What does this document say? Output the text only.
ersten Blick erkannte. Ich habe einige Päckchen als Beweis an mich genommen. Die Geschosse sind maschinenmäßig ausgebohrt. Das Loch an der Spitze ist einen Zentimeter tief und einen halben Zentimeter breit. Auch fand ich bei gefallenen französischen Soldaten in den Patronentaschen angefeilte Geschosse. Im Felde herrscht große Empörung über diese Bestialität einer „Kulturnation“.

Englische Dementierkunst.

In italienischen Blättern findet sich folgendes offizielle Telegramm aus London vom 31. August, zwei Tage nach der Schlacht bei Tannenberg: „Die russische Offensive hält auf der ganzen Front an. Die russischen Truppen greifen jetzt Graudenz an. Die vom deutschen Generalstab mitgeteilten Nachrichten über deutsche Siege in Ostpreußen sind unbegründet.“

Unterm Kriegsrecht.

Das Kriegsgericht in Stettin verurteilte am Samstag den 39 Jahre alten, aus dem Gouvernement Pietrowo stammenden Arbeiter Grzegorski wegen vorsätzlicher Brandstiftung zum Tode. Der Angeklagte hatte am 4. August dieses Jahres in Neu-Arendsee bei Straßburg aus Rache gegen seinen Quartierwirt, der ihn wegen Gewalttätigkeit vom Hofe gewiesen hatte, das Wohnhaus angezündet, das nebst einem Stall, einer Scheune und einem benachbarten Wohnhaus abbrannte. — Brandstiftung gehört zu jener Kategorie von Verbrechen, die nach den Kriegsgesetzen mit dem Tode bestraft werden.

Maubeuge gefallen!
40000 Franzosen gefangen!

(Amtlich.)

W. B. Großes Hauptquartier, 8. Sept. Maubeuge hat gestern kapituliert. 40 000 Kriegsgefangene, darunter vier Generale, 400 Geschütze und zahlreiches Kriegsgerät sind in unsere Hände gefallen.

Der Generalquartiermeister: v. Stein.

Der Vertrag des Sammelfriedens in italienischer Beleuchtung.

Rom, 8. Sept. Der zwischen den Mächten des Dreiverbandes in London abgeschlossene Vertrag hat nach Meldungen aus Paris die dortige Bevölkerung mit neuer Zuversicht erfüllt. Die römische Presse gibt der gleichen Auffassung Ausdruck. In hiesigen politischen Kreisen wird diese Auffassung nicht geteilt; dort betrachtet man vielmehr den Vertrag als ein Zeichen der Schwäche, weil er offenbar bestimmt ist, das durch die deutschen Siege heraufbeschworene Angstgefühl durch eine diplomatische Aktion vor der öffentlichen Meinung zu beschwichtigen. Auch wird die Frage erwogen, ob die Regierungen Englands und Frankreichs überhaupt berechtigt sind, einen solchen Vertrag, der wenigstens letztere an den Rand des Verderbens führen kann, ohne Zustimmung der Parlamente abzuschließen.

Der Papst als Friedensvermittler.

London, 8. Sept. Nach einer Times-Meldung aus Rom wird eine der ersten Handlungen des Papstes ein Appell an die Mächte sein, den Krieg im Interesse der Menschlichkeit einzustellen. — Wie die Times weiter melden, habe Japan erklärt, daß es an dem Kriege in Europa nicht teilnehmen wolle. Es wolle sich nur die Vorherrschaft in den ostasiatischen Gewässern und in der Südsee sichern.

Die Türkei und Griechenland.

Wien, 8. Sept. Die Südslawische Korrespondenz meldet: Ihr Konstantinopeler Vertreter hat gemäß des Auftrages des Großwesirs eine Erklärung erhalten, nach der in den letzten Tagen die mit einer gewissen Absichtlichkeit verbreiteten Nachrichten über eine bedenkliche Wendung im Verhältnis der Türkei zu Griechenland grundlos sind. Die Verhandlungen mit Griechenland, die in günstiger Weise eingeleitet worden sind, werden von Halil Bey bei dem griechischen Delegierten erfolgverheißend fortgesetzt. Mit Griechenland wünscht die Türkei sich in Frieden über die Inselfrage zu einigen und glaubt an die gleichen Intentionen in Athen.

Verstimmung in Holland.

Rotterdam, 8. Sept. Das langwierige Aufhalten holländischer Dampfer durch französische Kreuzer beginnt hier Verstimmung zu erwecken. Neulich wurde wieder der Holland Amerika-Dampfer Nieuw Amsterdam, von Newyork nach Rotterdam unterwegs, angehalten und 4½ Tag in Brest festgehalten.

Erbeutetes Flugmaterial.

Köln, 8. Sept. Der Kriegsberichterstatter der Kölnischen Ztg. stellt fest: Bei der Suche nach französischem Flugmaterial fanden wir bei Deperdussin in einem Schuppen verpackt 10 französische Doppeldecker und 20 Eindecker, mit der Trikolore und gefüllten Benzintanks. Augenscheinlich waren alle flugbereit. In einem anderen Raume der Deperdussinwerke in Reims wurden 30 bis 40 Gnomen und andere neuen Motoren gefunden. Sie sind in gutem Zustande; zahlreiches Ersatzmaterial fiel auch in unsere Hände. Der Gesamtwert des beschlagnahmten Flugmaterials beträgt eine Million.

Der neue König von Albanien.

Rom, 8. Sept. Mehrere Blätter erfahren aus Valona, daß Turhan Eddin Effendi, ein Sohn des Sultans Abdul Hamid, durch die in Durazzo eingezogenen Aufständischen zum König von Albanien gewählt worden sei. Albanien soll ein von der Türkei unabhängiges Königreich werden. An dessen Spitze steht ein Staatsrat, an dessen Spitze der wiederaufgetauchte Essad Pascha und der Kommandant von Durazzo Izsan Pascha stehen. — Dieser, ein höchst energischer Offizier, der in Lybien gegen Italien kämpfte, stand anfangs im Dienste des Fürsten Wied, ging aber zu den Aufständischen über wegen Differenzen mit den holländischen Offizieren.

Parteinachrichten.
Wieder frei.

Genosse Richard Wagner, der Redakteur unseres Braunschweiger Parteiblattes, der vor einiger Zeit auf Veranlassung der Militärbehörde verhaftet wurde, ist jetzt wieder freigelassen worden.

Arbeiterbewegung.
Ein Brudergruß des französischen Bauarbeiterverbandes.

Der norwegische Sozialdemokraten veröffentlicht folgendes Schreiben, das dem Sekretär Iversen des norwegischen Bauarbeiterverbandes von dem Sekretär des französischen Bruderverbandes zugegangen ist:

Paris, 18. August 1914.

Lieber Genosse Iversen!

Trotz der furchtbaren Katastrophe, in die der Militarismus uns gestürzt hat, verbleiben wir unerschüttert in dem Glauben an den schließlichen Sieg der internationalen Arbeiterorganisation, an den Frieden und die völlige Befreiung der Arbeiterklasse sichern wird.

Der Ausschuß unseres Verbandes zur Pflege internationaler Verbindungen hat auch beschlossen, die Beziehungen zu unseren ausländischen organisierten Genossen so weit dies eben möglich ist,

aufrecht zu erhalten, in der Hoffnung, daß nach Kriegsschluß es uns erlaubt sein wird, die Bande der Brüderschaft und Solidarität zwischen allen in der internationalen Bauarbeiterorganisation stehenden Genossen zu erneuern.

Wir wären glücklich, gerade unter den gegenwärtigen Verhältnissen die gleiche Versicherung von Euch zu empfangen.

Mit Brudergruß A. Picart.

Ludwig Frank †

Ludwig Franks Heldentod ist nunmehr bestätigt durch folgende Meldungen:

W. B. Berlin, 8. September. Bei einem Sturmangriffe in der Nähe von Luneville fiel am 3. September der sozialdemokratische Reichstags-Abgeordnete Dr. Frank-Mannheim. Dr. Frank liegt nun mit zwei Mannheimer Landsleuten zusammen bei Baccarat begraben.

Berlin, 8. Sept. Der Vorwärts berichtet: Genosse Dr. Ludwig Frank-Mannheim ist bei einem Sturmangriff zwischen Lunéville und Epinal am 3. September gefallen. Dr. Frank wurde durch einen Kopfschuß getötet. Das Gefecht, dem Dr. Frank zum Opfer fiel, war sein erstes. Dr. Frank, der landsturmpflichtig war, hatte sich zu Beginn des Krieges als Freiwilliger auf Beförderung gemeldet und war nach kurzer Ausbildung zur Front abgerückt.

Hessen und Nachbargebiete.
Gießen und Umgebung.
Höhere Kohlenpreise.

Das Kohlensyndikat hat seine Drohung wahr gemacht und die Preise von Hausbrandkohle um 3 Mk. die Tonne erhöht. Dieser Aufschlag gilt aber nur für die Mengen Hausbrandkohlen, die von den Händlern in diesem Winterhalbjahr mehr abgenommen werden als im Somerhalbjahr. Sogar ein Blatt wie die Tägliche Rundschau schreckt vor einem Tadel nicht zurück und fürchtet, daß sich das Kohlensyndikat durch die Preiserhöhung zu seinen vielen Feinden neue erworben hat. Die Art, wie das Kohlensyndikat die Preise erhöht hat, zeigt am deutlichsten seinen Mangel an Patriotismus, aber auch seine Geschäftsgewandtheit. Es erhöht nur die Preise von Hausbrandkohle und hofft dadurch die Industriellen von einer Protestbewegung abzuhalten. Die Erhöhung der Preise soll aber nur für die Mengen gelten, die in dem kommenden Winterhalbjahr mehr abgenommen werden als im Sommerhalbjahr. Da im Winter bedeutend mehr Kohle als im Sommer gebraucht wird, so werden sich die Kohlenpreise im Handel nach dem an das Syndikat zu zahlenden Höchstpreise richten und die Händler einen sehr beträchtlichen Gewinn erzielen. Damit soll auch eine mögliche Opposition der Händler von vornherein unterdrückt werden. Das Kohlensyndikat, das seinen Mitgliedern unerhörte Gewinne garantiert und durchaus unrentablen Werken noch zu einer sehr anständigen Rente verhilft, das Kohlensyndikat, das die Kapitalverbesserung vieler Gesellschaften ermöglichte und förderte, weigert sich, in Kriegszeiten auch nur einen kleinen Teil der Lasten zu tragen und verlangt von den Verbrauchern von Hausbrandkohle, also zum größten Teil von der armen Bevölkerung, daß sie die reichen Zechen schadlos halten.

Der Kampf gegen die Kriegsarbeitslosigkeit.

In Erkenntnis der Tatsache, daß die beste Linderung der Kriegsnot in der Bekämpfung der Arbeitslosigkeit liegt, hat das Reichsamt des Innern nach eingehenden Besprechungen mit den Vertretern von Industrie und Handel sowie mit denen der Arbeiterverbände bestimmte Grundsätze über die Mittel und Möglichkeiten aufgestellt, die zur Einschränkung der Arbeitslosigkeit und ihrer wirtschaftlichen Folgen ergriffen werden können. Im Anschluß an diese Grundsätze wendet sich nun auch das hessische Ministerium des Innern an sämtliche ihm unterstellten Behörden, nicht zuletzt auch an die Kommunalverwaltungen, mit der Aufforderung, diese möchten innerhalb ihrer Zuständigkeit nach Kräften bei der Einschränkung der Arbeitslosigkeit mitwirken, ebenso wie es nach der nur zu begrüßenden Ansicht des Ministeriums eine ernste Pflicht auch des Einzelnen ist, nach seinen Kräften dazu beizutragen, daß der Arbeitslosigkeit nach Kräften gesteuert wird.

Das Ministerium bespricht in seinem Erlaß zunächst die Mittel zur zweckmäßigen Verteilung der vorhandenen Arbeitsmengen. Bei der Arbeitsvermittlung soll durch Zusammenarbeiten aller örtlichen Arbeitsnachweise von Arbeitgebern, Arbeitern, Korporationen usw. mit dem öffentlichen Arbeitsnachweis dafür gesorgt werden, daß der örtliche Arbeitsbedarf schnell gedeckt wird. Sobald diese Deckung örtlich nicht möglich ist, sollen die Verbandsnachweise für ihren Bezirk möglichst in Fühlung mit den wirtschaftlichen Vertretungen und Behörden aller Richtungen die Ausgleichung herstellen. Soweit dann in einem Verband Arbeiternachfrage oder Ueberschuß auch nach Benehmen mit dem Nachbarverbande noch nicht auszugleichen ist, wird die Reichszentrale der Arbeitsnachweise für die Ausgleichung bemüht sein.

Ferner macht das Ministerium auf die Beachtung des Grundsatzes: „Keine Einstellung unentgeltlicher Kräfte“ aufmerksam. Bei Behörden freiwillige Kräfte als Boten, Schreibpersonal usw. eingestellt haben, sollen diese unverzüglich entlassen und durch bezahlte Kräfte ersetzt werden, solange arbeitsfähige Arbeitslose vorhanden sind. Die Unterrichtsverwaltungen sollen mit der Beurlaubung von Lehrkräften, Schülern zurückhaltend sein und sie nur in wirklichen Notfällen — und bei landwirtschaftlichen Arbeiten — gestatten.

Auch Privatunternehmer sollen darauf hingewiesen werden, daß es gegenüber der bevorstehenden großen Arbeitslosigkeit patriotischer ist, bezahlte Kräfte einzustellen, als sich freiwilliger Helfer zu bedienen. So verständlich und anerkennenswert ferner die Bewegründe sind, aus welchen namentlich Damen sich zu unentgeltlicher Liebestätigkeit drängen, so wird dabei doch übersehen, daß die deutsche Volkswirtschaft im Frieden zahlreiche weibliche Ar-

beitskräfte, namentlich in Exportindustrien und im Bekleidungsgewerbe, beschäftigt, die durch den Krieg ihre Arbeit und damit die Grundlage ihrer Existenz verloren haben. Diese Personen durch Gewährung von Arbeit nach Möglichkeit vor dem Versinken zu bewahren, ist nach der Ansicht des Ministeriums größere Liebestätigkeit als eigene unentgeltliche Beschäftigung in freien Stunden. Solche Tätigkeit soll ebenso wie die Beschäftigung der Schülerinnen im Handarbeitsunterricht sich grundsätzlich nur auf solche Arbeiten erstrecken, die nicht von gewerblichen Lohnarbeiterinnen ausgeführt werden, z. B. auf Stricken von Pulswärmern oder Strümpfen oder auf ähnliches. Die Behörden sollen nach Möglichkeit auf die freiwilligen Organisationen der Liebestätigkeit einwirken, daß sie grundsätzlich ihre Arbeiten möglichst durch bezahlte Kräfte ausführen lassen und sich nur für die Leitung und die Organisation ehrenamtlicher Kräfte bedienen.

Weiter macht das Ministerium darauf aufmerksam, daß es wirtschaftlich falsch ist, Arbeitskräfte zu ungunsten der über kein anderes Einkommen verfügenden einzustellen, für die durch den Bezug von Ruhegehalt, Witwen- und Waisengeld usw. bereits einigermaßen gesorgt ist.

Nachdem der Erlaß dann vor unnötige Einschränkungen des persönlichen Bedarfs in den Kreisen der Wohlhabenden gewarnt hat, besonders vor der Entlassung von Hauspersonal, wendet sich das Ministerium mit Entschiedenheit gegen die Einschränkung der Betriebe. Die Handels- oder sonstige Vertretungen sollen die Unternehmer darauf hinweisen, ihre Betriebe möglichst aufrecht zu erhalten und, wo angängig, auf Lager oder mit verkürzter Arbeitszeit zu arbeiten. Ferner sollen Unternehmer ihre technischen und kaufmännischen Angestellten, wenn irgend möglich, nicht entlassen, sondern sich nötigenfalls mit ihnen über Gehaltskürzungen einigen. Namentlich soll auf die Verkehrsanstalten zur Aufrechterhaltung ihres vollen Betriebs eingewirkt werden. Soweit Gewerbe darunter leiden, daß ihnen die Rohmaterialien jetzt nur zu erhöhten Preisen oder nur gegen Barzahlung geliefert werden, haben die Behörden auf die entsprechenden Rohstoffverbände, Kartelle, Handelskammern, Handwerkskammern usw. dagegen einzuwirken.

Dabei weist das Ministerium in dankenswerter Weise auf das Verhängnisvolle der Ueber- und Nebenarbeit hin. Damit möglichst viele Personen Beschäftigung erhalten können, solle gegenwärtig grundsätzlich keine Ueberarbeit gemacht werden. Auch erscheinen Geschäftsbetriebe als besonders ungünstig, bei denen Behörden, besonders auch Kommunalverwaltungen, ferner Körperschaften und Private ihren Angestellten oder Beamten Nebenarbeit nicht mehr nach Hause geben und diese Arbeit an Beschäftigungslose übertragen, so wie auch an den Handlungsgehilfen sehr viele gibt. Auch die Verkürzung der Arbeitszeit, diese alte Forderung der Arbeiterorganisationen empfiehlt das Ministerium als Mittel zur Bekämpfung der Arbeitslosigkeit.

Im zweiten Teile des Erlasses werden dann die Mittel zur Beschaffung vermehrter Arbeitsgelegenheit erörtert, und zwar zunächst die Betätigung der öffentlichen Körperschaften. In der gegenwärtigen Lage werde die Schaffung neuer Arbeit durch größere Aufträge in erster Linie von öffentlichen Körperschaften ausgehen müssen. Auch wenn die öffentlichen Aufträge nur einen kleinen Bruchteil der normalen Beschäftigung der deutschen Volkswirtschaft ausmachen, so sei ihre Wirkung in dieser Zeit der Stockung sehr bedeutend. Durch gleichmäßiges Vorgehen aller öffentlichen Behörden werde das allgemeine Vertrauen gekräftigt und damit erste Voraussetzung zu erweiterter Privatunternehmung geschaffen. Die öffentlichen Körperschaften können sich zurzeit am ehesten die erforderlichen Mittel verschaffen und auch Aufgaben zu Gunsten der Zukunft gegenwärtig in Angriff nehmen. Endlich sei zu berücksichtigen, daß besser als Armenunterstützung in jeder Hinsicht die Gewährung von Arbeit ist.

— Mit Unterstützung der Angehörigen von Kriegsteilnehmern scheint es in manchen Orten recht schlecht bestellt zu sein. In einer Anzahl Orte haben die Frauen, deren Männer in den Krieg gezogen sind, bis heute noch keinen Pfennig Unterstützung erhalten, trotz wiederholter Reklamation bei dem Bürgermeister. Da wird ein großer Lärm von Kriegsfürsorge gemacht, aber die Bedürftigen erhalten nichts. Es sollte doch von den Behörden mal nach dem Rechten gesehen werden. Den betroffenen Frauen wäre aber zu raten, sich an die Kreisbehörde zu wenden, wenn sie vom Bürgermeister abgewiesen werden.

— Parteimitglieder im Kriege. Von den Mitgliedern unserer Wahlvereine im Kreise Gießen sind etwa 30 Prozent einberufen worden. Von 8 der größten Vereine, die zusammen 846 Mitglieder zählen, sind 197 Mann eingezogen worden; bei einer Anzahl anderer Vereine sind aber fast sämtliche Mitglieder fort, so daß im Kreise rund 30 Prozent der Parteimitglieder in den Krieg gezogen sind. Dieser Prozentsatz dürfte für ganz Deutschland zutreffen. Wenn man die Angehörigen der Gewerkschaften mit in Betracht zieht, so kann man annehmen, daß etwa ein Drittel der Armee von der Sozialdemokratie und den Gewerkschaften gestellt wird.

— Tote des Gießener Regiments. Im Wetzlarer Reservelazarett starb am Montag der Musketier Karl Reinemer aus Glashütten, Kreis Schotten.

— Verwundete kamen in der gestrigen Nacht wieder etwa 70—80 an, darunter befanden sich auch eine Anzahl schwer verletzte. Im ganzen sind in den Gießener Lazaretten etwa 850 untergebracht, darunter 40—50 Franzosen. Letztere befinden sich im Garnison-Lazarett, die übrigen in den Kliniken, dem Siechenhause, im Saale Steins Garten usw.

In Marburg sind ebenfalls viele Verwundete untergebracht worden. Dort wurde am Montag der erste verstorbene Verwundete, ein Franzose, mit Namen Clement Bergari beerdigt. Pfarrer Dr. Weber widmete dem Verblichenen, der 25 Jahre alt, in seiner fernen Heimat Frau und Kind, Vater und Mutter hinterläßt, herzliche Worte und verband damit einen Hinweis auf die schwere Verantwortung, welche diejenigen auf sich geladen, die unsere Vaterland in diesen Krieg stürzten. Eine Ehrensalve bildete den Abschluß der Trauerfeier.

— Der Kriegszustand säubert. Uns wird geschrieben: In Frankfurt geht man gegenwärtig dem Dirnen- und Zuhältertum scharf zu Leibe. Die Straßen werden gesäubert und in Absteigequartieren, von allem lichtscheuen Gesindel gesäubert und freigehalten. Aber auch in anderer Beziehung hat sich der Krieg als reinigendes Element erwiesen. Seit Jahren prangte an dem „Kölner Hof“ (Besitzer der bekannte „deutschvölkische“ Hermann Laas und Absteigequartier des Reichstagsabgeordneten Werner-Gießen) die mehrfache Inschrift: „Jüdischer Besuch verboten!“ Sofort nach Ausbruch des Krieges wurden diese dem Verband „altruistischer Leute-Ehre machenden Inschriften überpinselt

TASK REQUIREMENTS ▸ Each line of the entries holding the string "französischen" should be found and copied.

EXERCISE RESPONSE ▸
ersten Blick erkannte. Ich habe einige Päckchen als Beweis an mich genommen. Die Geschosse sind maschinenmäßig ausgebohrt. Das Loch an der Spitze ist einen Zentimeter tief und einen halben Zentimeter breit. Auch fand ich bei gefallenen französischen Soldaten in den Patronentaschen angefeilte Geschosse. Im Felde herrscht große Empörung über diese Bestialität einer „Kulturnation“.
Ein Brudergruß des französischen Bauarbeiterverbandes.
Der norwegische Sozialdemokraten veröffentlicht folgendes Schreiben, das dem Sekretär Iversen des norwegischen Bauarbeiterverbandes von dem Sekretär des französischen Bruderverbandes zugegangen ist:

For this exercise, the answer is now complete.